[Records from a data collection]
◆ ◆ ◆ ◆

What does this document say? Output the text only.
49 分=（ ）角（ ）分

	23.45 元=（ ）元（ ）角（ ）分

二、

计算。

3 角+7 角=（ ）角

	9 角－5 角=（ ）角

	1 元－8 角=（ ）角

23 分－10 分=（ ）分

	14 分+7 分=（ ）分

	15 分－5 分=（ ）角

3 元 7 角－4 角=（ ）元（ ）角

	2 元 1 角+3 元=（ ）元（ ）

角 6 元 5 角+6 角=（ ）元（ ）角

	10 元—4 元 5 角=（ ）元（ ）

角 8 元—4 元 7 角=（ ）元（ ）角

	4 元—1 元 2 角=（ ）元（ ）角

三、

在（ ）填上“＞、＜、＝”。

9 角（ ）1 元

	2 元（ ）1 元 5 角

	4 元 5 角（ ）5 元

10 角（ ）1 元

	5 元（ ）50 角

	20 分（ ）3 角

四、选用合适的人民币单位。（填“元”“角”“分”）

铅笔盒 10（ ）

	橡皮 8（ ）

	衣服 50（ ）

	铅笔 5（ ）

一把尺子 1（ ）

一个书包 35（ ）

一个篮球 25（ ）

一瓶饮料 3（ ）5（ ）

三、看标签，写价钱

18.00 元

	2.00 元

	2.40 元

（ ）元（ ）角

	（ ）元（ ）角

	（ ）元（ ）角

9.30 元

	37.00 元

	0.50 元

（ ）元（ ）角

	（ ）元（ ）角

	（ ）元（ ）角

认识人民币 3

◆ ◆ ◆ ◆

__Goal of the exercise__.
Write out all the lines again, exactly as they are.

__Response to this task__.
What does this document say? Output the text only.
49 分=（ ）角（ ）分

	23.45 元=（ ）元（ ）角（ ）分

二、

计算。

3 角+7 角=（ ）角

	9 角－5 角=（ ）角

	1 元－8 角=（ ）角

23 分－10 分=（ ）分

	14 分+7 分=（ ）分

	15 分－5 分=（ ）角

3 元 7 角－4 角=（ ）元（ ）角

	2 元 1 角+3 元=（ ）元（ ）

角 6 元 5 角+6 角=（ ）元（ ）角

	10 元—4 元 5 角=（ ）元（ ）

角 8 元—4 元 7 角=（ ）元（ ）角

	4 元—1 元 2 角=（ ）元（ ）角

三、

在（ ）填上“＞、＜、＝”。

9 角（ ）1 元

	2 元（ ）1 元 5 角

	4 元 5 角（ ）5 元

10 角（ ）1 元

	5 元（ ）50 角

	20 分（ ）3 角

四、选用合适的人民币单位。（填“元”“角”“分”）

铅笔盒 10（ ）

	橡皮 8（ ）

	衣服 50（ ）

	铅笔 5（ ）

一把尺子 1（ ）

一个书包 35（ ）

一个篮球 25（ ）

一瓶饮料 3（ ）5（ ）

三、看标签，写价钱

18.00 元

	2.00 元

	2.40 元

（ ）元（ ）角

	（ ）元（ ）角

	（ ）元（ ）角

9.30 元

	37.00 元

	0.50 元

（ ）元（ ）角

	（ ）元（ ）角

	（ ）元（ ）角

认识人民币 3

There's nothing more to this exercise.